*ВОПРОСЫ К ТЕКСТУ:*
**1.** Кто, согласно отрывку о фильме «Вратарь», впоследствии стал защищать ворота тбилисского «Динамо»?
**2.** Продолжите отрывок о фильме «Вратарь» с того места, где он заканчивается.

*ИЗБРАННЫЙ ОТРЫВОК:*
• • • • • • •

Я был одет, обут – плюшевые штаны, ботинки – и нередко имел гривенник на кино. Если афиши извещали о фильме «Вратарь», то попасть на него надо было непременно.
Сколько раз мы его смотрели? Да, наверное, столько, сколько шел. Крутили кино в летних кинотеатрах без крыш. Иногда на нас низвергались потоки дождя, но мы не обращали на дождь внимания, больше всего боялись, что сейчас кино остановят, и мы не успеем увидеть, как Кандидов возьмет страшный пенальти.
Мы не только смотрели «Вратаря», мы еще и пересказывали картину друг другу во всех подробностях. Как Кандидов выбросил мяч вперед, как помчался за ним… Как наши дали этим «Черным буйволам»!..
Потом, став взрослым, мастером, увидел, сколь наивен этот фильм. Мало что умеют актеры, исполняющие роли футболистов. Да и позже появлялись фильмы о футболе, где в ролях футболистов выступали актеры. Я всегда удивлялся, почему не пригласить настоящего футболиста? Хуже сыграл бы? Не знаю. Но фильм получился бы правдивее. А то выходит на поле человек с жирком и не может ударить по мячу, а трибуны при этом ему рукоплещут. Вот когда в художественные фильмы начали вставлять куски документальных лент, фрагменты настоящих матчей, впечатление стало несколько иным, уже легче верилось, что герои имеют отношение к футболу.
Но картина «Вратарь» по-прежнему дорога мне. Она из удивительного времени, она про утро нашего спорта. И с Кандидовым связаны лучшие дни детства. Мы верили, что в самом деле есть такой вратарь Антон Кандидов, который пропустил всего один мяч в жизни. А рядом рос свой «Кандидов» – Володя Маргания, который со временем будет защищать ворота тбилисского «Динамо».
Нередко собирались во дворе у Павла Сичинавы, моего близкого друга детства. Уже в мальчишескую пору он был на редкость справедливым, надежным человеком, и многие к нему тянулись. Мы играли в волейбол, пытались освоить баскетбол. В баскетбол здорово играл Шурка Седов. Его даже приглашали потом в тбилисское «Динамо» и другие команды мастеров, а он так и остался в родном Сухуми и сейчас преподает в школе.

• • • • • • •

*ИСХОДНЫЕ ДАННЫЕ:*

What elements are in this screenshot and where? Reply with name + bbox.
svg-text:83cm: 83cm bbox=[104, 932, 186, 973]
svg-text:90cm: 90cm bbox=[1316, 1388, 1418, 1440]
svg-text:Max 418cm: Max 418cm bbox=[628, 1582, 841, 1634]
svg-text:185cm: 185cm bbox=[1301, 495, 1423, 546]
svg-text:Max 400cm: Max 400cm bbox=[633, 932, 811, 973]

• • • • • • •

*ОТВЕТЫ ПО ЗАДАНИЯМ:*
**1.** Володя Маргания.

**2.**
Но больше всего мы все-таки любили гонять мяч. Отрабатывали обводку, удары. Гвалт, крик стояли непереносимые. Сегодня вряд ли кто из взрослых выдержал бы такое. Постарались бы нарушителей спокойствия урезонить. А родители и соседи Павла терпели. Иногда, правда, закрывали окна. Мы росли свободнее, чем нынешние ребята. Взрослые меньше нас опекали, меньше программировали нашу жизнь.
Так само собой получилось, что именно мы с Павлом были организаторами матчей: улица на улицу, район на район. Но город стал нам тесен, и мы вырвались на «международный» уровень.
Кто-то доложил, что в Гульрипши, местечке километрах в двенадцати от Сухуми, есть потрясающая площадка, почти как настоящее футбольное поле, и мы – Шурка Седов, Альберт Вартанов, Миша Датебов, Павел и я – устремились туда.
Электрички в ту пору по Черноморскому побережью не ходили, поезда были редки, и мы назубок выучили их расписание. Уговаривали какого-нибудь проводника подвезти нас, набивались в тамбур. Ездили и на товарняках.
Соперников не надо было специально оповещать о нашем прибытии – их всегда можно было найти на поле, в крайнем случае на пляже. Играли мы без судей, но строго придерживались мальчишеского кодекса чести – сзади не бить.
И еще: на поле все должно забываться во имя команды. Никто из нас не тянул одеяло на себя. На похвалы были скупы, славой не считались – победа общая. Помнится, я больше всего не любил задиристых, зазнаек. И по сей день не терплю пренебрежительного отношения к людям, высокомерного тона.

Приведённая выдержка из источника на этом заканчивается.